* [To do]:
Return the complete listing that follows, with each line reproduced exactly.

* [Input]:
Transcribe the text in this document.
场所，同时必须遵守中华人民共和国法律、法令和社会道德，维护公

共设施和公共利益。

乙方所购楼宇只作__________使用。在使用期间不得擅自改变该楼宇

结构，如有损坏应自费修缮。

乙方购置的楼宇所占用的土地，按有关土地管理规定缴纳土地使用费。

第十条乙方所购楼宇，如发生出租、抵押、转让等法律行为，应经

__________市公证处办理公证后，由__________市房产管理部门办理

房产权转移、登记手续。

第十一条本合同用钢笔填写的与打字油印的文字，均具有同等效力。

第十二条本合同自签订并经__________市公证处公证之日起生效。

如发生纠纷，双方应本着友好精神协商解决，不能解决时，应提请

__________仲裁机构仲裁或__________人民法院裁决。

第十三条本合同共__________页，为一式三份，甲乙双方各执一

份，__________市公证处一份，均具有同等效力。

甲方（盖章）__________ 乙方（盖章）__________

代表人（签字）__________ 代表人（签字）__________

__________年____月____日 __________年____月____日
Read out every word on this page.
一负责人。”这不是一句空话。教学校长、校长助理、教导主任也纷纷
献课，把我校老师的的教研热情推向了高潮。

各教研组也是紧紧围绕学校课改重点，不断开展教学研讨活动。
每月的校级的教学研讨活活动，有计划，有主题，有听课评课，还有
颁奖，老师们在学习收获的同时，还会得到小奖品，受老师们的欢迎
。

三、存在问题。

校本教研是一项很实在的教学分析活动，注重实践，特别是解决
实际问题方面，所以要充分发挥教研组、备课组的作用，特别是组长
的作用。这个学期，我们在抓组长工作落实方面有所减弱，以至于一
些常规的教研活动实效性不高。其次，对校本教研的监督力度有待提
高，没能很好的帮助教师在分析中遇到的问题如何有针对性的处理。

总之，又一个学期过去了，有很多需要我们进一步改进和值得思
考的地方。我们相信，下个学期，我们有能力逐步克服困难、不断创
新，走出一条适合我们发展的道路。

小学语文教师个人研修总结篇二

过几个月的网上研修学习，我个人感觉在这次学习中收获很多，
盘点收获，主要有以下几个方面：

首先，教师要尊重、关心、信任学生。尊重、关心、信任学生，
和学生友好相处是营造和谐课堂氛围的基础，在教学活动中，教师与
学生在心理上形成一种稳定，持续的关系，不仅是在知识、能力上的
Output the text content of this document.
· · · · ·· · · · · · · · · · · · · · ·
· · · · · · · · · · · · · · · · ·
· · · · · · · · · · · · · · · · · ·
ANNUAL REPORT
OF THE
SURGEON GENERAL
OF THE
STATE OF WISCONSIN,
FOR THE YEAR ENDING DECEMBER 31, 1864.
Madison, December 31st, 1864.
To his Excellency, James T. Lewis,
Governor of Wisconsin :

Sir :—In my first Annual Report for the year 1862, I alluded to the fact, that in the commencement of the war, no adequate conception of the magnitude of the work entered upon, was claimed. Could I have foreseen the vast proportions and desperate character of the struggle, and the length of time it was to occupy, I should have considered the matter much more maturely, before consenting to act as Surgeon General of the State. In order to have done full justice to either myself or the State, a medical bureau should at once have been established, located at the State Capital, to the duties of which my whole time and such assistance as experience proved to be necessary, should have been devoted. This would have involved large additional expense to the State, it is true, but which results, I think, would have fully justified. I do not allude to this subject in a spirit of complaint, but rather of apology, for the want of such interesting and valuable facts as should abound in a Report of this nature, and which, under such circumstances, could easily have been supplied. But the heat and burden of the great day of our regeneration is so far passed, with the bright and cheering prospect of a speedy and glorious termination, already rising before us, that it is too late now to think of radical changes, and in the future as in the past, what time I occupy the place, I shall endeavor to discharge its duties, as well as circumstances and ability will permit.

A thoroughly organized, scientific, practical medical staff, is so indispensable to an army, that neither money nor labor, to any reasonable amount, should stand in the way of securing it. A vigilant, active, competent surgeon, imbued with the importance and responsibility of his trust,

* [Exercise result]:
Transcribe the text in this document.
场所，同时必须遵守中华人民共和国法律、法令和社会道德，维护公

共设施和公共利益。

乙方所购楼宇只作__________使用。在使用期间不得擅自改变该楼宇

结构，如有损坏应自费修缮。

乙方购置的楼宇所占用的土地，按有关土地管理规定缴纳土地使用费。

第十条乙方所购楼宇，如发生出租、抵押、转让等法律行为，应经

__________市公证处办理公证后，由__________市房产管理部门办理

房产权转移、登记手续。

第十一条本合同用钢笔填写的与打字油印的文字，均具有同等效力。

第十二条本合同自签订并经__________市公证处公证之日起生效。

如发生纠纷，双方应本着友好精神协商解决，不能解决时，应提请

__________仲裁机构仲裁或__________人民法院裁决。

第十三条本合同共__________页，为一式三份，甲乙双方各执一

份，__________市公证处一份，均具有同等效力。

甲方（盖章）__________ 乙方（盖章）__________

代表人（签字）__________ 代表人（签字）__________

__________年____月____日 __________年____月____日
Read out every word on this page.
一负责人。”这不是一句空话。教学校长、校长助理、教导主任也纷纷
献课，把我校老师的的教研热情推向了高潮。

各教研组也是紧紧围绕学校课改重点，不断开展教学研讨活动。
每月的校级的教学研讨活活动，有计划，有主题，有听课评课，还有
颁奖，老师们在学习收获的同时，还会得到小奖品，受老师们的欢迎
。

三、存在问题。

校本教研是一项很实在的教学分析活动，注重实践，特别是解决
实际问题方面，所以要充分发挥教研组、备课组的作用，特别是组长
的作用。这个学期，我们在抓组长工作落实方面有所减弱，以至于一
些常规的教研活动实效性不高。其次，对校本教研的监督力度有待提
高，没能很好的帮助教师在分析中遇到的问题如何有针对性的处理。

总之，又一个学期过去了，有很多需要我们进一步改进和值得思
考的地方。我们相信，下个学期，我们有能力逐步克服困难、不断创
新，走出一条适合我们发展的道路。

小学语文教师个人研修总结篇二

过几个月的网上研修学习，我个人感觉在这次学习中收获很多，
盘点收获，主要有以下几个方面：

首先，教师要尊重、关心、信任学生。尊重、关心、信任学生，
和学生友好相处是营造和谐课堂氛围的基础，在教学活动中，教师与
学生在心理上形成一种稳定，持续的关系，不仅是在知识、能力上的
Output the text content of this document.
· · · · ·· · · · · · · · · · · · · · ·
· · · · · · · · · · · · · · · · ·
· · · · · · · · · · · · · · · · · ·
ANNUAL REPORT
OF THE
SURGEON GENERAL
OF THE
STATE OF WISCONSIN,
FOR THE YEAR ENDING DECEMBER 31, 1864.
Madison, December 31st, 1864.
To his Excellency, James T. Lewis,
Governor of Wisconsin :

Sir :—In my first Annual Report for the year 1862, I alluded to the fact, that in the commencement of the war, no adequate conception of the magnitude of the work entered upon, was claimed. Could I have foreseen the vast proportions and desperate character of the struggle, and the length of time it was to occupy, I should have considered the matter much more maturely, before consenting to act as Surgeon General of the State. In order to have done full justice to either myself or the State, a medical bureau should at once have been established, located at the State Capital, to the duties of which my whole time and such assistance as experience proved to be necessary, should have been devoted. This would have involved large additional expense to the State, it is true, but which results, I think, would have fully justified. I do not allude to this subject in a spirit of complaint, but rather of apology, for the want of such interesting and valuable facts as should abound in a Report of this nature, and which, under such circumstances, could easily have been supplied. But the heat and burden of the great day of our regeneration is so far passed, with the bright and cheering prospect of a speedy and glorious termination, already rising before us, that it is too late now to think of radical changes, and in the future as in the past, what time I occupy the place, I shall endeavor to discharge its duties, as well as circumstances and ability will permit.

A thoroughly organized, scientific, practical medical staff, is so indispensable to an army, that neither money nor labor, to any reasonable amount, should stand in the way of securing it. A vigilant, active, competent surgeon, imbued with the importance and responsibility of his trust,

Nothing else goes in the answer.